• Task statement
A line counts if it contains the word "Travellers" at least once. State how many such lines the records contain, giving the number alone.
--- START Provided data ---
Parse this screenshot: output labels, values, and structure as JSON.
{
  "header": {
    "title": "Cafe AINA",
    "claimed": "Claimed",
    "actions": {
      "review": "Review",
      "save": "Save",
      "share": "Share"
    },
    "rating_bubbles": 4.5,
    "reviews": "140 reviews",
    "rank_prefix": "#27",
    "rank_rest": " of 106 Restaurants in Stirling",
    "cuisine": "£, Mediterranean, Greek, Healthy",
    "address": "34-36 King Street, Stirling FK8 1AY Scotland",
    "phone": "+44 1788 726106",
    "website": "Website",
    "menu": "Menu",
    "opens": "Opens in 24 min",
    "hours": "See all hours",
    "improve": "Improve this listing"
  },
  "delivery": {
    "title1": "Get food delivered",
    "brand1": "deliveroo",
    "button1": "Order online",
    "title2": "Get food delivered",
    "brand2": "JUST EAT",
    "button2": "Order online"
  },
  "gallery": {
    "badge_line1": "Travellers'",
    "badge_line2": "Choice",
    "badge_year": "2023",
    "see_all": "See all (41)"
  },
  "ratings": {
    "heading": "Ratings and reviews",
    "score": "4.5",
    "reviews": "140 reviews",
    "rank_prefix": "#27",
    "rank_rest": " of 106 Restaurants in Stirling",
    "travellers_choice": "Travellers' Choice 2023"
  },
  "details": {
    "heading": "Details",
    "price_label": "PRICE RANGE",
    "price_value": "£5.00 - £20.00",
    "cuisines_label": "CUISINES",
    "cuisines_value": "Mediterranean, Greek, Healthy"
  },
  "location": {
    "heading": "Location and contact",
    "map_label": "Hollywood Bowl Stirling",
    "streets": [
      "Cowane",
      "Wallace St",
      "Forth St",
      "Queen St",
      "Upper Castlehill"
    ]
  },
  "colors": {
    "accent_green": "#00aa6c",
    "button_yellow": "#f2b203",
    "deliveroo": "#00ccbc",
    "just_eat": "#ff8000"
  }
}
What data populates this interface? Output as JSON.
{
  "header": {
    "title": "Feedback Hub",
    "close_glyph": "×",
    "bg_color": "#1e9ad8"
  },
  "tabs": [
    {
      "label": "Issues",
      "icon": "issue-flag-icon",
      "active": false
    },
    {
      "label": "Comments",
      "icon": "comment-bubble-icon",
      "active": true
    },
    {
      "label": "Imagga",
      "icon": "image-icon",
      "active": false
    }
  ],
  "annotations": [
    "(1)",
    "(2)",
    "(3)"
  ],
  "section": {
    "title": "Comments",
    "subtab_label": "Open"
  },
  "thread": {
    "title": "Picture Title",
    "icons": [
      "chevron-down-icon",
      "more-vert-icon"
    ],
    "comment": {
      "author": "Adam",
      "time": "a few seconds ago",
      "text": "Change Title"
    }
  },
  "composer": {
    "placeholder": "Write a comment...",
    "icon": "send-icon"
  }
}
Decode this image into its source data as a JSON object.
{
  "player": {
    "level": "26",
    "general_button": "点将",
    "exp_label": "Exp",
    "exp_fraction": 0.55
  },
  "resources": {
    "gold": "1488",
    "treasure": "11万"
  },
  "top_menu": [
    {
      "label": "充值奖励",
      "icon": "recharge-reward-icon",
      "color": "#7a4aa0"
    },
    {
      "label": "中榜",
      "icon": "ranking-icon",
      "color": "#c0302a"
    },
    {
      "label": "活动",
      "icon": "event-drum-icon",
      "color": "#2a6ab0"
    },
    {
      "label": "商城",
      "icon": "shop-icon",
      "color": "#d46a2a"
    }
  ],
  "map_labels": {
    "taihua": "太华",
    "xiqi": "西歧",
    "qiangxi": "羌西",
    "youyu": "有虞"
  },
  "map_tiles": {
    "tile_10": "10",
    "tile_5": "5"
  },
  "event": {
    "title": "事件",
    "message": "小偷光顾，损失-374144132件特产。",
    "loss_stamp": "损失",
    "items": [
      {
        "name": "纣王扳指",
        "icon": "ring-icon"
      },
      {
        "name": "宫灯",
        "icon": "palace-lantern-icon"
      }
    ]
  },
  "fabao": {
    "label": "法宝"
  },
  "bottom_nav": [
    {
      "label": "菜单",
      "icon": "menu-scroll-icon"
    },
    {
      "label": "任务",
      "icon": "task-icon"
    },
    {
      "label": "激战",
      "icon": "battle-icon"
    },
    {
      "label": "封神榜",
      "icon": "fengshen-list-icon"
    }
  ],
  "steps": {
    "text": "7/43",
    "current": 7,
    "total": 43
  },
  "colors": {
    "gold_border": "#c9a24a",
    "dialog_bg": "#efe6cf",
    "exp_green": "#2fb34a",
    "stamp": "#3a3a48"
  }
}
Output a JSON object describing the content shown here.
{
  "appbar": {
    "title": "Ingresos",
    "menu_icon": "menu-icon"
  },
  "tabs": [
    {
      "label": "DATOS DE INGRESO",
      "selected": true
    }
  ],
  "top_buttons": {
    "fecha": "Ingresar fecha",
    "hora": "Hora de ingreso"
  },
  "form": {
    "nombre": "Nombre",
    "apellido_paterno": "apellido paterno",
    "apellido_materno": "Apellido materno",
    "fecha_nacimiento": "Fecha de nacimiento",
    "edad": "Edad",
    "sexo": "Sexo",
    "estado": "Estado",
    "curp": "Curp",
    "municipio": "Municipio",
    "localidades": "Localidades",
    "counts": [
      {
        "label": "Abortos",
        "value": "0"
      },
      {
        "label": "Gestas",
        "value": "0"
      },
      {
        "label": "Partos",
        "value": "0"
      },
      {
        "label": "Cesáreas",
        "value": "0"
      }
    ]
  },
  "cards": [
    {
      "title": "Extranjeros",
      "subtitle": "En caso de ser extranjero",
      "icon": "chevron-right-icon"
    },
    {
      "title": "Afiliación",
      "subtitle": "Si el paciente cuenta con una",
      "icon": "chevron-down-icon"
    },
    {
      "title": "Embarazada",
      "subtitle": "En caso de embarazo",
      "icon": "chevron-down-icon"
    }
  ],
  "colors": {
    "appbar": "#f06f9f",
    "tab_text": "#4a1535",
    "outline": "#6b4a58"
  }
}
--- END Provided data ---
• Answer to this exercise
2